PROBLEM TO SOLVE —
Copy each line where the word "autosimilarity" occurs.

Figure record listings —
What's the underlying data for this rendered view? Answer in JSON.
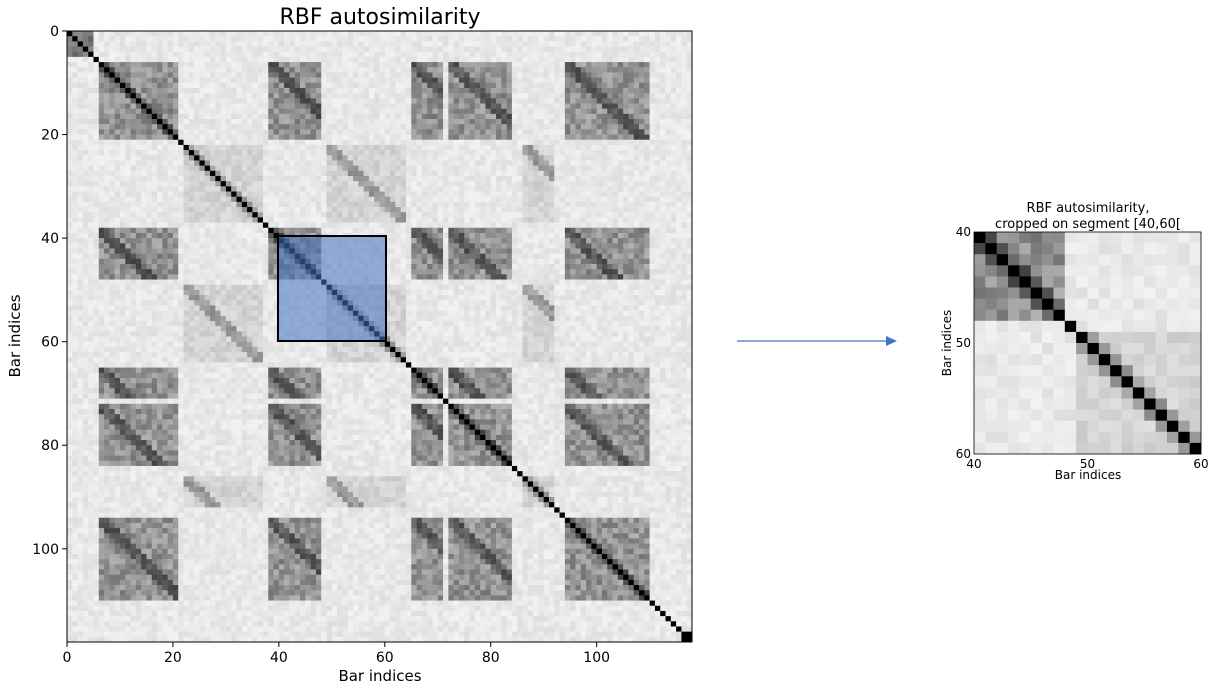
{
  "charts": {
    "main": {
      "title": "RBF autosimilarity",
      "xlabel": "Bar indices",
      "ylabel": "Bar indices",
      "xticks": [
        "0",
        "20",
        "40",
        "60",
        "80",
        "100"
      ],
      "yticks": [
        "0",
        "20",
        "40",
        "60",
        "80",
        "100"
      ]
    },
    "inset": {
      "title_line1": "RBF autosimilarity,",
      "title_line2": "cropped on segment [40,60[",
      "xlabel": "Bar indices",
      "ylabel": "Bar indices",
      "xticks": [
        "40",
        "50",
        "60"
      ],
      "yticks": [
        "40",
        "50",
        "60"
      ]
    }
  },
  "colors": {
    "highlight_fill": "#4472c4",
    "arrow": "#4472c4",
    "diagonal": "#000000"
  },
  "chart_data": [
    {
      "type": "heatmap",
      "title": "RBF autosimilarity",
      "xlabel": "Bar indices",
      "ylabel": "Bar indices",
      "size": 118,
      "xlim": [
        0,
        118
      ],
      "ylim": [
        118,
        0
      ],
      "colormap": "greys",
      "diagonal_value": 1.0,
      "highlight_segment": [
        40,
        60
      ],
      "segment_boundaries": [
        0,
        5,
        6,
        21,
        22,
        37,
        38,
        48,
        49,
        64,
        65,
        71,
        72,
        74,
        80,
        81,
        84,
        86,
        92,
        94,
        110,
        116,
        118
      ]
    },
    {
      "type": "heatmap",
      "title": "RBF autosimilarity, cropped on segment [40,60[",
      "xlabel": "Bar indices",
      "ylabel": "Bar indices",
      "xlim": [
        40,
        60
      ],
      "ylim": [
        60,
        40
      ],
      "colormap": "greys",
      "diagonal_value": 1.0
    }
  ]
}
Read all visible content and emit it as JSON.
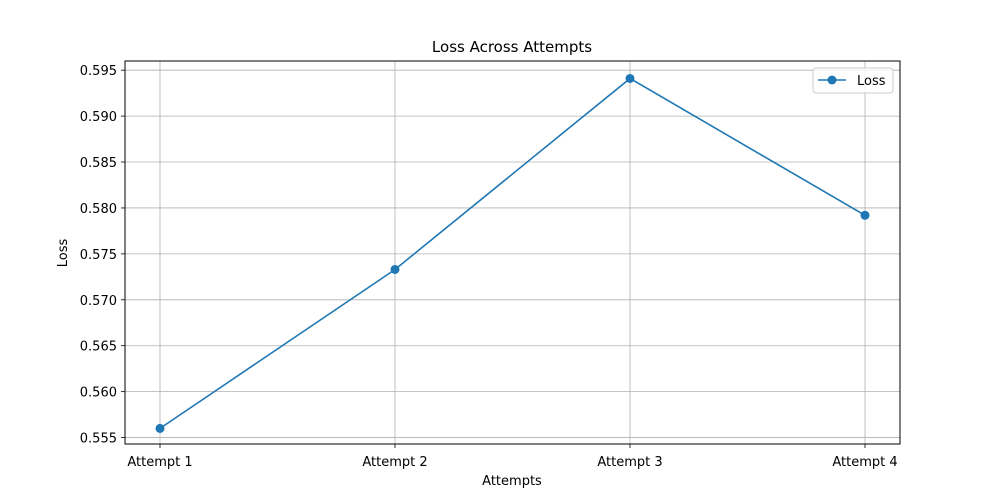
{
  "chart_data": {
    "type": "line",
    "title": "Loss Across Attempts",
    "xlabel": "Attempts",
    "ylabel": "Loss",
    "categories": [
      "Attempt 1",
      "Attempt 2",
      "Attempt 3",
      "Attempt 4"
    ],
    "series": [
      {
        "name": "Loss",
        "values": [
          0.556,
          0.5733,
          0.5941,
          0.5792
        ],
        "color": "#1f77b4",
        "marker": "circle"
      }
    ],
    "ylim": [
      0.5543,
      0.596
    ],
    "yticks": [
      "0.555",
      "0.560",
      "0.565",
      "0.570",
      "0.575",
      "0.580",
      "0.585",
      "0.590",
      "0.595"
    ],
    "grid": true,
    "legend_position": "top-right"
  }
}
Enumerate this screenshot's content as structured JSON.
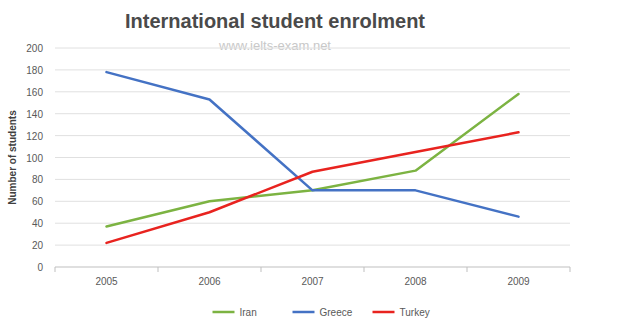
{
  "chart_data": {
    "type": "line",
    "title": "International student enrolment",
    "subtitle": "www.ielts-exam.net",
    "y_label": "Number of students",
    "categories": [
      "2005",
      "2006",
      "2007",
      "2008",
      "2009"
    ],
    "series": [
      {
        "name": "Iran",
        "color": "#7cb342",
        "values": [
          37,
          60,
          70,
          88,
          158
        ]
      },
      {
        "name": "Greece",
        "color": "#4472c4",
        "values": [
          178,
          153,
          70,
          70,
          46
        ]
      },
      {
        "name": "Turkey",
        "color": "#e8231f",
        "values": [
          22,
          50,
          87,
          105,
          123
        ]
      }
    ],
    "ylim": [
      0,
      200
    ],
    "yticks": [
      0,
      20,
      40,
      60,
      80,
      100,
      120,
      140,
      160,
      180,
      200
    ],
    "grid": true,
    "legend": "bottom"
  }
}
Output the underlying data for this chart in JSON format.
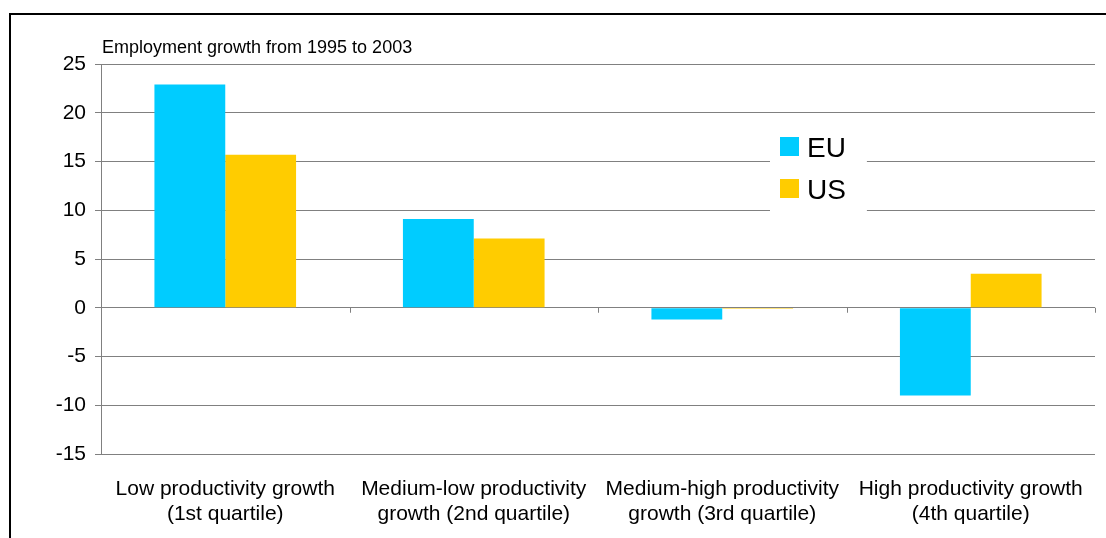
{
  "chart_data": {
    "type": "bar",
    "ylabel": "Employment growth from 1995 to 2003",
    "categories": [
      "Low productivity growth (1st quartile)",
      "Medium-low productivity growth (2nd quartile)",
      "Medium-high productivity growth (3rd quartile)",
      "High productivity growth (4th quartile)"
    ],
    "series": [
      {
        "name": "EU",
        "color": "#00ccff",
        "values": [
          22.9,
          9.1,
          -1.2,
          -9.0
        ]
      },
      {
        "name": "US",
        "color": "#ffcc00",
        "values": [
          15.7,
          7.1,
          -0.1,
          3.5
        ]
      }
    ],
    "ylim": [
      -15,
      25
    ],
    "yticks": [
      -15,
      -10,
      -5,
      0,
      5,
      10,
      15,
      20,
      25
    ],
    "grid": "y",
    "legend": "top right"
  }
}
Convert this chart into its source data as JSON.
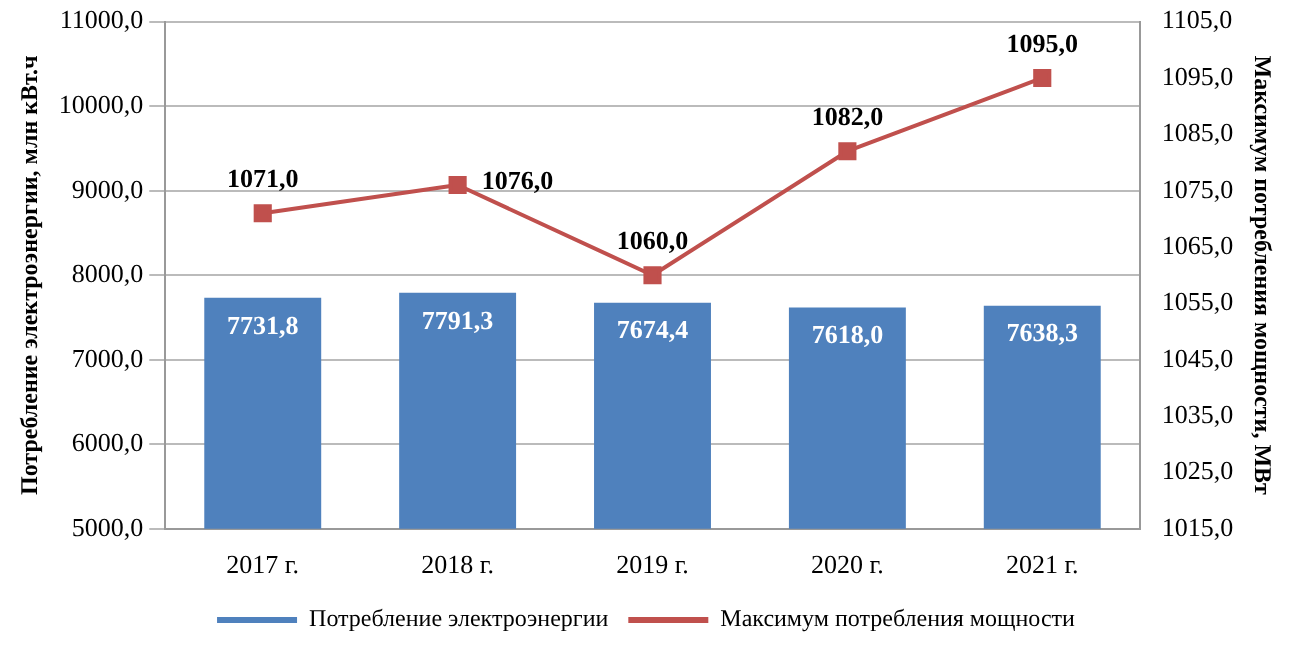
{
  "chart_data": {
    "type": "bar",
    "ylabel": "Потребление электроэнергии, млн кВт.ч",
    "y2label": "Максимум потребления мощности, МВт",
    "categories": [
      "2017 г.",
      "2018 г.",
      "2019 г.",
      "2020 г.",
      "2021 г."
    ],
    "series": [
      {
        "name": "Потребление электроэнергии",
        "color": "#4f81bd",
        "values": [
          7731.8,
          7791.3,
          7674.4,
          7618.0,
          7638.3
        ],
        "value_labels": [
          "7731,8",
          "7791,3",
          "7674,4",
          "7618,0",
          "7638,3"
        ]
      },
      {
        "name": "Максимум потребления мощности",
        "type": "line",
        "axis": "y2",
        "color": "#c0504d",
        "marker": "square",
        "values": [
          1071.0,
          1076.0,
          1060.0,
          1082.0,
          1095.0
        ],
        "value_labels": [
          "1071,0",
          "1076,0",
          "1060,0",
          "1082,0",
          "1095,0"
        ]
      }
    ],
    "ylim": [
      5000,
      11000
    ],
    "yticks": [
      {
        "value": 5000,
        "label": "5000,0"
      },
      {
        "value": 6000,
        "label": "6000,0"
      },
      {
        "value": 7000,
        "label": "7000,0"
      },
      {
        "value": 8000,
        "label": "8000,0"
      },
      {
        "value": 9000,
        "label": "9000,0"
      },
      {
        "value": 10000,
        "label": "10000,0"
      },
      {
        "value": 11000,
        "label": "11000,0"
      }
    ],
    "y2lim": [
      1015,
      1105
    ],
    "y2ticks": [
      {
        "value": 1015,
        "label": "1015,0"
      },
      {
        "value": 1025,
        "label": "1025,0"
      },
      {
        "value": 1035,
        "label": "1035,0"
      },
      {
        "value": 1045,
        "label": "1045,0"
      },
      {
        "value": 1055,
        "label": "1055,0"
      },
      {
        "value": 1065,
        "label": "1065,0"
      },
      {
        "value": 1075,
        "label": "1075,0"
      },
      {
        "value": 1085,
        "label": "1085,0"
      },
      {
        "value": 1095,
        "label": "1095,0"
      },
      {
        "value": 1105,
        "label": "1105,0"
      }
    ],
    "grid": "y",
    "legend": "bottom"
  }
}
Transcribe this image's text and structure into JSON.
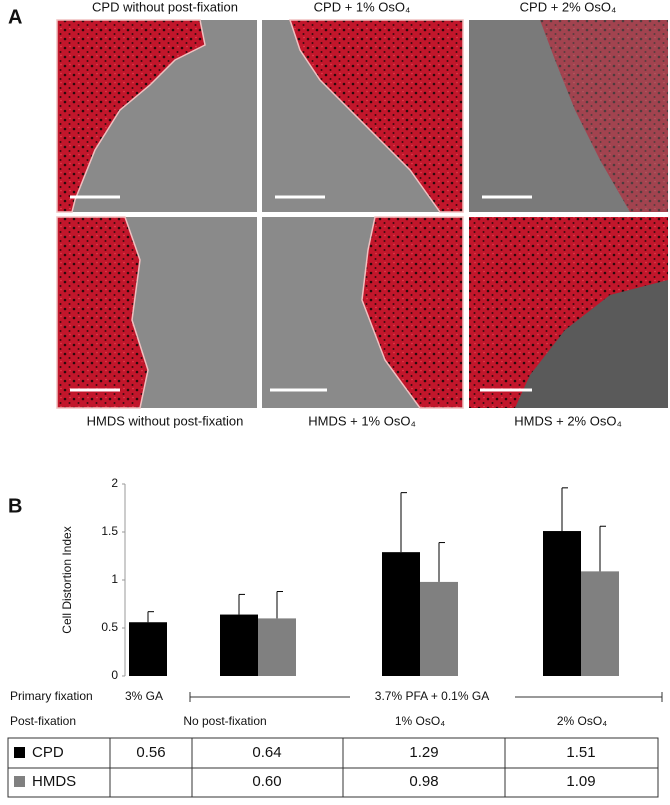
{
  "panel_a": {
    "label": "A",
    "images": [
      {
        "caption": "CPD without post-fixation"
      },
      {
        "caption": "CPD + 1% OsO₄"
      },
      {
        "caption": "CPD + 2% OsO₄"
      },
      {
        "caption": "HMDS without post-fixation"
      },
      {
        "caption": "HMDS + 1% OsO₄"
      },
      {
        "caption": "HMDS + 2% OsO₄"
      }
    ]
  },
  "chart_data": {
    "type": "bar",
    "panel_label": "B",
    "y_label": "Cell Distortion Index",
    "categories": [
      null,
      null,
      null,
      null
    ],
    "series": [
      {
        "name": "CPD",
        "color": "#000000",
        "values": [
          0.56,
          0.64,
          1.29,
          1.51
        ],
        "errors": [
          0.11,
          0.21,
          0.62,
          0.45
        ]
      },
      {
        "name": "HMDS",
        "color": "#808080",
        "values": [
          null,
          0.6,
          0.98,
          1.09
        ],
        "value_labels": [
          null,
          "0.60",
          "0.98",
          "1.09"
        ],
        "errors": [
          null,
          0.28,
          0.41,
          0.47
        ]
      }
    ],
    "ylim": [
      0,
      2
    ],
    "yticks": [
      0,
      0.5,
      1,
      1.5,
      2
    ],
    "annotations": {
      "primary_fixation": {
        "label": "Primary fixation",
        "groups": [
          "3% GA",
          "3.7% PFA + 0.1% GA"
        ]
      },
      "post_fixation": {
        "label": "Post-fixation",
        "groups": [
          "No post-fixation",
          "1% OsO₄",
          "2% OsO₄"
        ]
      }
    }
  }
}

SOLUTION TO THE PROBLEM —
      "title": "RBF autosimilarity",
      "title_line1": "RBF autosimilarity,",
      "title": "RBF autosimilarity",
      "title": "RBF autosimilarity, cropped on segment [40,60[",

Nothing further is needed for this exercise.